**STORED ROWS**

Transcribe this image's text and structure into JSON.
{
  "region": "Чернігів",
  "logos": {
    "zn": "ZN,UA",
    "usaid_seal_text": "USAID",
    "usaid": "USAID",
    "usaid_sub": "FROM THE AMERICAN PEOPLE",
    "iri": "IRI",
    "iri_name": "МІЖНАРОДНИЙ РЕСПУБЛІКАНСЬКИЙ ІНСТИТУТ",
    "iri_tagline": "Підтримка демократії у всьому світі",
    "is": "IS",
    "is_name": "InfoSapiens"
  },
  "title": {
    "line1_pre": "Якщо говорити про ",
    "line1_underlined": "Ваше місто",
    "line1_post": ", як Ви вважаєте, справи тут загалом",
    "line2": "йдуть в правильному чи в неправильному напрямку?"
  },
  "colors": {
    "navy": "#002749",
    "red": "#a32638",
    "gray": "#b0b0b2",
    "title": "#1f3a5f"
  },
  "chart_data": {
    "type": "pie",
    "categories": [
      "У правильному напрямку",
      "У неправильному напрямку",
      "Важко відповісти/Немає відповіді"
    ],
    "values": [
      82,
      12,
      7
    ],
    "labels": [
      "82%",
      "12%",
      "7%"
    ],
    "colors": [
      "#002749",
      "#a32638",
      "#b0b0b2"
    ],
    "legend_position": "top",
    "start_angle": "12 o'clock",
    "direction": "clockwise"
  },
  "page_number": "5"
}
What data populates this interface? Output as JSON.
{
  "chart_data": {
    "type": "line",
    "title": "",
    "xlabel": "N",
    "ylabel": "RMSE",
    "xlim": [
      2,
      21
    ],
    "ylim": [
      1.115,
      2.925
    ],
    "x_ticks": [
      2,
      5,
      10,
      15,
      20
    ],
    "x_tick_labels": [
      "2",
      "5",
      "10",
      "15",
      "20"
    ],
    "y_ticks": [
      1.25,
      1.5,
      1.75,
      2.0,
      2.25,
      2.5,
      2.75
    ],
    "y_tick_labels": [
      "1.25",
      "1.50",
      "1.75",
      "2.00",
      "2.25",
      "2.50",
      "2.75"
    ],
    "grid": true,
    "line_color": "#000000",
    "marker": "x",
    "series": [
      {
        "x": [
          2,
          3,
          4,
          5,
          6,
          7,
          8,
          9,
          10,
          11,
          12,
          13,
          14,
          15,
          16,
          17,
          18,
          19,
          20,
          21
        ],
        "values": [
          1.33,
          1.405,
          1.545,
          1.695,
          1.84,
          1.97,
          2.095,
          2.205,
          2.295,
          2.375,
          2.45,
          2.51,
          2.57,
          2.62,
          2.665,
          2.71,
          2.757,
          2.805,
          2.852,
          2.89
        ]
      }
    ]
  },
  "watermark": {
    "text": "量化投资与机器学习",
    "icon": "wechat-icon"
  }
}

**WRITTEN TASK**
Transcribe the whole listing with nothing added or left out.

**WRITTEN RESPONSE**
Transcribe this image's text and structure into JSON.
{
  "region": "Чернігів",
  "logos": {
    "zn": "ZN,UA",
    "usaid_seal_text": "USAID",
    "usaid": "USAID",
    "usaid_sub": "FROM THE AMERICAN PEOPLE",
    "iri": "IRI",
    "iri_name": "МІЖНАРОДНИЙ РЕСПУБЛІКАНСЬКИЙ ІНСТИТУТ",
    "iri_tagline": "Підтримка демократії у всьому світі",
    "is": "IS",
    "is_name": "InfoSapiens"
  },
  "title": {
    "line1_pre": "Якщо говорити про ",
    "line1_underlined": "Ваше місто",
    "line1_post": ", як Ви вважаєте, справи тут загалом",
    "line2": "йдуть в правильному чи в неправильному напрямку?"
  },
  "colors": {
    "navy": "#002749",
    "red": "#a32638",
    "gray": "#b0b0b2",
    "title": "#1f3a5f"
  },
  "chart_data": {
    "type": "pie",
    "categories": [
      "У правильному напрямку",
      "У неправильному напрямку",
      "Важко відповісти/Немає відповіді"
    ],
    "values": [
      82,
      12,
      7
    ],
    "labels": [
      "82%",
      "12%",
      "7%"
    ],
    "colors": [
      "#002749",
      "#a32638",
      "#b0b0b2"
    ],
    "legend_position": "top",
    "start_angle": "12 o'clock",
    "direction": "clockwise"
  },
  "page_number": "5"
}
What data populates this interface? Output as JSON.
{
  "chart_data": {
    "type": "line",
    "title": "",
    "xlabel": "N",
    "ylabel": "RMSE",
    "xlim": [
      2,
      21
    ],
    "ylim": [
      1.115,
      2.925
    ],
    "x_ticks": [
      2,
      5,
      10,
      15,
      20
    ],
    "x_tick_labels": [
      "2",
      "5",
      "10",
      "15",
      "20"
    ],
    "y_ticks": [
      1.25,
      1.5,
      1.75,
      2.0,
      2.25,
      2.5,
      2.75
    ],
    "y_tick_labels": [
      "1.25",
      "1.50",
      "1.75",
      "2.00",
      "2.25",
      "2.50",
      "2.75"
    ],
    "grid": true,
    "line_color": "#000000",
    "marker": "x",
    "series": [
      {
        "x": [
          2,
          3,
          4,
          5,
          6,
          7,
          8,
          9,
          10,
          11,
          12,
          13,
          14,
          15,
          16,
          17,
          18,
          19,
          20,
          21
        ],
        "values": [
          1.33,
          1.405,
          1.545,
          1.695,
          1.84,
          1.97,
          2.095,
          2.205,
          2.295,
          2.375,
          2.45,
          2.51,
          2.57,
          2.62,
          2.665,
          2.71,
          2.757,
          2.805,
          2.852,
          2.89
        ]
      }
    ]
  },
  "watermark": {
    "text": "量化投资与机器学习",
    "icon": "wechat-icon"
  }
}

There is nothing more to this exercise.